━━ Extracted records

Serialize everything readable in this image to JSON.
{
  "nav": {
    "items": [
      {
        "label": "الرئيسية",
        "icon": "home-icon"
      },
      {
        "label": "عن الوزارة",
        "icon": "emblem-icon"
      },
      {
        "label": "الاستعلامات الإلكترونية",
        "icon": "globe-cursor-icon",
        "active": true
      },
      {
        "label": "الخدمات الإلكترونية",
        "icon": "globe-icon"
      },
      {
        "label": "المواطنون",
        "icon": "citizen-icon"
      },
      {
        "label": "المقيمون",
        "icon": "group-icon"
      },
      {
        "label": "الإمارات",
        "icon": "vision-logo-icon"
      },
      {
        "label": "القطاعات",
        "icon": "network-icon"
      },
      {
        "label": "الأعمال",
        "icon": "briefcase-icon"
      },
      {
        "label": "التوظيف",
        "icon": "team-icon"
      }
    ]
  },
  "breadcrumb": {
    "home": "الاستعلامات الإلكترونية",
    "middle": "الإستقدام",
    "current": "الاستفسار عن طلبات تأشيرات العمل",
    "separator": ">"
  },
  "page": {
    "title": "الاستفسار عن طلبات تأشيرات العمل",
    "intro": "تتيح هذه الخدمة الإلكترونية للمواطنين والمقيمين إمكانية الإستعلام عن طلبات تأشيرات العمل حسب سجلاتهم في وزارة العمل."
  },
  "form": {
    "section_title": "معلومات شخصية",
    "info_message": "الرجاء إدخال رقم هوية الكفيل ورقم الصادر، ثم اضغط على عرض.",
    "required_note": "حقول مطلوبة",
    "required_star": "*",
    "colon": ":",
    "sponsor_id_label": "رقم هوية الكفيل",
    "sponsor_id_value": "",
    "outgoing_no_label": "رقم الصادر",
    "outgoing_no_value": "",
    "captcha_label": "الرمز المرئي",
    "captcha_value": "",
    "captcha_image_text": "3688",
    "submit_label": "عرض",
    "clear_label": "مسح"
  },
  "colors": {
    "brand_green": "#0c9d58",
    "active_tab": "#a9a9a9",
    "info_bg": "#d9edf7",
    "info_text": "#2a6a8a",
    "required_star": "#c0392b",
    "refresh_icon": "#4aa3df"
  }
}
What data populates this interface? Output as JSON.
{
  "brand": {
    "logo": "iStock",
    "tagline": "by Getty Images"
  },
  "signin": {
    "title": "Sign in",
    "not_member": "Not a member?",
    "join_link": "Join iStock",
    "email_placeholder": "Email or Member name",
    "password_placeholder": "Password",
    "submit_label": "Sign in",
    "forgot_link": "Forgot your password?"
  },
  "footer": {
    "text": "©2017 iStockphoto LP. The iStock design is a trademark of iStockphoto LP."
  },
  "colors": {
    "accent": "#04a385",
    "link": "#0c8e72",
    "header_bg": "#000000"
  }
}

━━━━

Directions
Copy out the whole listing exactly as written.

Written reply
Serialize everything readable in this image to JSON.
{
  "nav": {
    "items": [
      {
        "label": "الرئيسية",
        "icon": "home-icon"
      },
      {
        "label": "عن الوزارة",
        "icon": "emblem-icon"
      },
      {
        "label": "الاستعلامات الإلكترونية",
        "icon": "globe-cursor-icon",
        "active": true
      },
      {
        "label": "الخدمات الإلكترونية",
        "icon": "globe-icon"
      },
      {
        "label": "المواطنون",
        "icon": "citizen-icon"
      },
      {
        "label": "المقيمون",
        "icon": "group-icon"
      },
      {
        "label": "الإمارات",
        "icon": "vision-logo-icon"
      },
      {
        "label": "القطاعات",
        "icon": "network-icon"
      },
      {
        "label": "الأعمال",
        "icon": "briefcase-icon"
      },
      {
        "label": "التوظيف",
        "icon": "team-icon"
      }
    ]
  },
  "breadcrumb": {
    "home": "الاستعلامات الإلكترونية",
    "middle": "الإستقدام",
    "current": "الاستفسار عن طلبات تأشيرات العمل",
    "separator": ">"
  },
  "page": {
    "title": "الاستفسار عن طلبات تأشيرات العمل",
    "intro": "تتيح هذه الخدمة الإلكترونية للمواطنين والمقيمين إمكانية الإستعلام عن طلبات تأشيرات العمل حسب سجلاتهم في وزارة العمل."
  },
  "form": {
    "section_title": "معلومات شخصية",
    "info_message": "الرجاء إدخال رقم هوية الكفيل ورقم الصادر، ثم اضغط على عرض.",
    "required_note": "حقول مطلوبة",
    "required_star": "*",
    "colon": ":",
    "sponsor_id_label": "رقم هوية الكفيل",
    "sponsor_id_value": "",
    "outgoing_no_label": "رقم الصادر",
    "outgoing_no_value": "",
    "captcha_label": "الرمز المرئي",
    "captcha_value": "",
    "captcha_image_text": "3688",
    "submit_label": "عرض",
    "clear_label": "مسح"
  },
  "colors": {
    "brand_green": "#0c9d58",
    "active_tab": "#a9a9a9",
    "info_bg": "#d9edf7",
    "info_text": "#2a6a8a",
    "required_star": "#c0392b",
    "refresh_icon": "#4aa3df"
  }
}
What data populates this interface? Output as JSON.
{
  "brand": {
    "logo": "iStock",
    "tagline": "by Getty Images"
  },
  "signin": {
    "title": "Sign in",
    "not_member": "Not a member?",
    "join_link": "Join iStock",
    "email_placeholder": "Email or Member name",
    "password_placeholder": "Password",
    "submit_label": "Sign in",
    "forgot_link": "Forgot your password?"
  },
  "footer": {
    "text": "©2017 iStockphoto LP. The iStock design is a trademark of iStockphoto LP."
  },
  "colors": {
    "accent": "#04a385",
    "link": "#0c8e72",
    "header_bg": "#000000"
  }
}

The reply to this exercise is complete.